## start Extracted material

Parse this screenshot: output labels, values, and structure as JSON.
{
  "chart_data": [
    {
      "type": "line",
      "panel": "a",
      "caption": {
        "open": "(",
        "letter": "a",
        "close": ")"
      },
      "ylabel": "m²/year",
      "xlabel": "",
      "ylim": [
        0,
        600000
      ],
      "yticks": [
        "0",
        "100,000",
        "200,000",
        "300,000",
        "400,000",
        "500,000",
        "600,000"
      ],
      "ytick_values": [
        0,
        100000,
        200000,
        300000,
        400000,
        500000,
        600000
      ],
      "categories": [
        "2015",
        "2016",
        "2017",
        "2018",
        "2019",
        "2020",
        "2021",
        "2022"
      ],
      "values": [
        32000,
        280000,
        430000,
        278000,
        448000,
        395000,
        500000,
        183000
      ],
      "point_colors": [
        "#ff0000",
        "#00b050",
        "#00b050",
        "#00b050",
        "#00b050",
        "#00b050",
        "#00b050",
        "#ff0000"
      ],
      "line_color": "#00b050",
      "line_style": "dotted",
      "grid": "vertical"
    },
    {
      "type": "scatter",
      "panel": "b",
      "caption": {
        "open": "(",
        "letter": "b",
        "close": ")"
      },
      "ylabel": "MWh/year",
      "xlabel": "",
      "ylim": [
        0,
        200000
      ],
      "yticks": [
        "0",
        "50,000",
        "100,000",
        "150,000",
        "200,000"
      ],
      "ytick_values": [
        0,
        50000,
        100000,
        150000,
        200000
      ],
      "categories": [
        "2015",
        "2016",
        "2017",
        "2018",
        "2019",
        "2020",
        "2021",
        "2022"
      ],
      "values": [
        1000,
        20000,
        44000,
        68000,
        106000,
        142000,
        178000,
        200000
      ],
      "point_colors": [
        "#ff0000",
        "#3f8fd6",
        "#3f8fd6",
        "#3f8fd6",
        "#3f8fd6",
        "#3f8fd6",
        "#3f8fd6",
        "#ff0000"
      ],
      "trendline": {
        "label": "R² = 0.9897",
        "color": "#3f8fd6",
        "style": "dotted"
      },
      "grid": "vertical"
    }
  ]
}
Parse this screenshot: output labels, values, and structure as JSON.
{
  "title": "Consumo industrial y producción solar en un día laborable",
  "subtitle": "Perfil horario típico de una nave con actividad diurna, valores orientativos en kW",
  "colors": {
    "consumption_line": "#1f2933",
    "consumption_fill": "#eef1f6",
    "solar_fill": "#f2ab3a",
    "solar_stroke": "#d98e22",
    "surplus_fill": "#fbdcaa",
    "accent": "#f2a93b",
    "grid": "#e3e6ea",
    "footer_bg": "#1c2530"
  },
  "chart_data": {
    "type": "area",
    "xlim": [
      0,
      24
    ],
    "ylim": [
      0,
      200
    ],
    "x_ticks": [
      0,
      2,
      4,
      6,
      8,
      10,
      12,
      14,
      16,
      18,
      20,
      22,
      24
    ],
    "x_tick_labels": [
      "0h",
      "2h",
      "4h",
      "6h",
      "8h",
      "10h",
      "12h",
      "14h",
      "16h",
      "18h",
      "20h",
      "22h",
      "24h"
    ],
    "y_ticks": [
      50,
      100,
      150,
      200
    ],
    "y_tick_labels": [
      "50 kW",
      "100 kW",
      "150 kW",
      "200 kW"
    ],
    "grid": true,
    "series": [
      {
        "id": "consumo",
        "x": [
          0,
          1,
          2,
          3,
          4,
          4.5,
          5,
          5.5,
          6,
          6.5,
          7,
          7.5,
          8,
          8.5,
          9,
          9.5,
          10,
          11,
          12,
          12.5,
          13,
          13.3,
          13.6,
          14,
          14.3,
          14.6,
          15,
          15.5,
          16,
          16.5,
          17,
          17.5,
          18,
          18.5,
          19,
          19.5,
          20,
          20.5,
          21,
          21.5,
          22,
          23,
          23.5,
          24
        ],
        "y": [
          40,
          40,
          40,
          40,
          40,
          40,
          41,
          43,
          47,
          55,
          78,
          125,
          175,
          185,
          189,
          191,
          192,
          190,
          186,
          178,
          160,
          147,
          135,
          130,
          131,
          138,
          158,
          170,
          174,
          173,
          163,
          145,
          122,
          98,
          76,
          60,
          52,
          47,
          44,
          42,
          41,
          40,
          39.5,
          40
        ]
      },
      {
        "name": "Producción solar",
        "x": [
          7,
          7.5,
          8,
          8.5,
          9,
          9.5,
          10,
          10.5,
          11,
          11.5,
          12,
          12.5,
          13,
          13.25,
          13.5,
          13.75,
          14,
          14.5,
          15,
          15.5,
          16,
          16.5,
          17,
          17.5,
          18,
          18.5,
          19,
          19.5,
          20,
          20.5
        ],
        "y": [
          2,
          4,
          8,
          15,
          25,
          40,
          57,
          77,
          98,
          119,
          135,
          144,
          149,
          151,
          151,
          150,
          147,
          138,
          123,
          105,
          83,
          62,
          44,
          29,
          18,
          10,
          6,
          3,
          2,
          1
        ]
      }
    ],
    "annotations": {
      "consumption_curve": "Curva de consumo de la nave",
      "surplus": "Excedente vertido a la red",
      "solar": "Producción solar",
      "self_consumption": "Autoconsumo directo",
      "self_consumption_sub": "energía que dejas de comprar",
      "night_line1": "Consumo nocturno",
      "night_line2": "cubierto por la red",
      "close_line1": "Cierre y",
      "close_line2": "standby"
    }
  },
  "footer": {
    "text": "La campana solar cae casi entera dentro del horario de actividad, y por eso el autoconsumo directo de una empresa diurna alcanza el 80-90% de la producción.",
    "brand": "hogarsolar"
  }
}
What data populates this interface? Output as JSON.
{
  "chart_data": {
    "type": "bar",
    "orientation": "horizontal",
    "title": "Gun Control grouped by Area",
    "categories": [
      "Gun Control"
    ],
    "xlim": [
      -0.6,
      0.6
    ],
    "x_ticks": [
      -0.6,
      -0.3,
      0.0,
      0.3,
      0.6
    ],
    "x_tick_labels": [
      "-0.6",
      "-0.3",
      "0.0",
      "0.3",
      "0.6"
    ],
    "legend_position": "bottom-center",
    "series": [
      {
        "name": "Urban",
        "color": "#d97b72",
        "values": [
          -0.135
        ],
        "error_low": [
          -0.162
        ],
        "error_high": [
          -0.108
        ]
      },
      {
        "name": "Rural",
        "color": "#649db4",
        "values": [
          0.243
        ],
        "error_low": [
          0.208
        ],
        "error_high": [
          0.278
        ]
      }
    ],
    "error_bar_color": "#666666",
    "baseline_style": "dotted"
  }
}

## end Extracted material

● **What is required**
Where a line holds the string "type", copy that line.

● **Solution to this exercise**
      "type": "line",
      "type": "scatter",
    "type": "area",
    "type": "bar",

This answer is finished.